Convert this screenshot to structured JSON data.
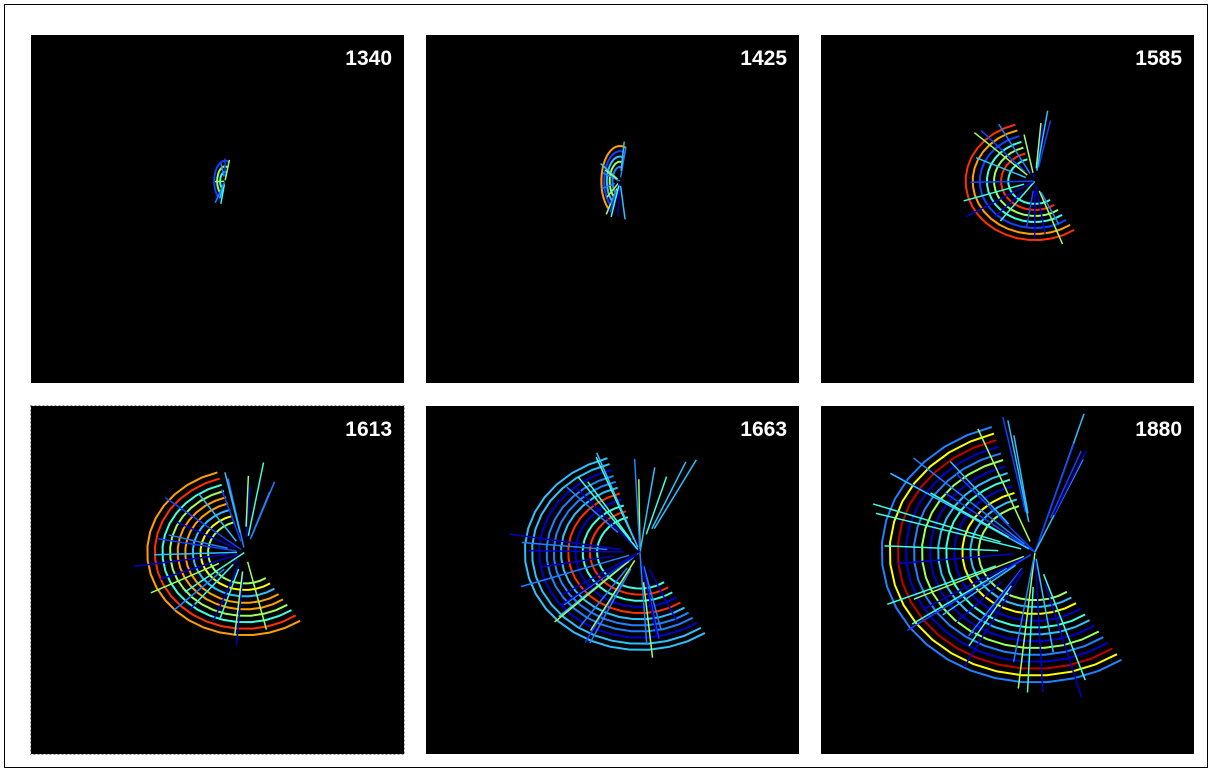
{
  "panels": [
    {
      "year": "1340"
    },
    {
      "year": "1425"
    },
    {
      "year": "1585"
    },
    {
      "year": "1613"
    },
    {
      "year": "1663"
    },
    {
      "year": "1880"
    }
  ]
}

--------

## PROBLEM:
Leave out the pictures and reproduce the rest of the listing exactly.

## SOLVED EXERCISE:
Convert this screenshot to structured JSON data.
{
  "panels": [
    {
      "year": "1340"
    },
    {
      "year": "1425"
    },
    {
      "year": "1585"
    },
    {
      "year": "1613"
    },
    {
      "year": "1663"
    },
    {
      "year": "1880"
    }
  ]
}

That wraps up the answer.